### [Task goal]
Print the data exactly as it is given, please.

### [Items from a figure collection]
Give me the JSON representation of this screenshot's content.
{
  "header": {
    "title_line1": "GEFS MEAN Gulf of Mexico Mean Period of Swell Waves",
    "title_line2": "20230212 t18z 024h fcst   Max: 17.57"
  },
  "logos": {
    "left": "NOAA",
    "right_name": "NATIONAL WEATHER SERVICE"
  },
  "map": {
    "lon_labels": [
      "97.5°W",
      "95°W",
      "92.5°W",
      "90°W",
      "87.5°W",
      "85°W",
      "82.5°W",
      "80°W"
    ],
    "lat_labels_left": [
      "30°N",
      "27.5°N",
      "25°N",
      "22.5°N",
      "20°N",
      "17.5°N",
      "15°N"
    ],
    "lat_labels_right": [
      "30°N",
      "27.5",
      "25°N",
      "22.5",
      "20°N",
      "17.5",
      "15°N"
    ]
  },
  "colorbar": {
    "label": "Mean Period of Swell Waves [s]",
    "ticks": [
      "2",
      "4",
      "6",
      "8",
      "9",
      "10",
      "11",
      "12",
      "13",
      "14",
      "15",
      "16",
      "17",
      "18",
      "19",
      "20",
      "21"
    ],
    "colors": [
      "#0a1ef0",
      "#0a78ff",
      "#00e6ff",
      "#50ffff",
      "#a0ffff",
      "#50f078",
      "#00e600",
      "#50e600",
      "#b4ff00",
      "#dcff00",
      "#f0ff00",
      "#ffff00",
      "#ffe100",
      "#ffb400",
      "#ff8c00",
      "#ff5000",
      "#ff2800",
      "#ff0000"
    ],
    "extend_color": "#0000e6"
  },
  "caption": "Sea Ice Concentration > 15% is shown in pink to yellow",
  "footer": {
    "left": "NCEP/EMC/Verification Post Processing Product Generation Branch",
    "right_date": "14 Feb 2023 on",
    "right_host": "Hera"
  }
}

### [Task response]
Give me the JSON representation of this screenshot's content.
{
  "header": {
    "title_line1": "GEFS MEAN Gulf of Mexico Mean Period of Swell Waves",
    "title_line2": "20230212 t18z 024h fcst   Max: 17.57"
  },
  "logos": {
    "left": "NOAA",
    "right_name": "NATIONAL WEATHER SERVICE"
  },
  "map": {
    "lon_labels": [
      "97.5°W",
      "95°W",
      "92.5°W",
      "90°W",
      "87.5°W",
      "85°W",
      "82.5°W",
      "80°W"
    ],
    "lat_labels_left": [
      "30°N",
      "27.5°N",
      "25°N",
      "22.5°N",
      "20°N",
      "17.5°N",
      "15°N"
    ],
    "lat_labels_right": [
      "30°N",
      "27.5",
      "25°N",
      "22.5",
      "20°N",
      "17.5",
      "15°N"
    ]
  },
  "colorbar": {
    "label": "Mean Period of Swell Waves [s]",
    "ticks": [
      "2",
      "4",
      "6",
      "8",
      "9",
      "10",
      "11",
      "12",
      "13",
      "14",
      "15",
      "16",
      "17",
      "18",
      "19",
      "20",
      "21"
    ],
    "colors": [
      "#0a1ef0",
      "#0a78ff",
      "#00e6ff",
      "#50ffff",
      "#a0ffff",
      "#50f078",
      "#00e600",
      "#50e600",
      "#b4ff00",
      "#dcff00",
      "#f0ff00",
      "#ffff00",
      "#ffe100",
      "#ffb400",
      "#ff8c00",
      "#ff5000",
      "#ff2800",
      "#ff0000"
    ],
    "extend_color": "#0000e6"
  },
  "caption": "Sea Ice Concentration > 15% is shown in pink to yellow",
  "footer": {
    "left": "NCEP/EMC/Verification Post Processing Product Generation Branch",
    "right_date": "14 Feb 2023 on",
    "right_host": "Hera"
  }
}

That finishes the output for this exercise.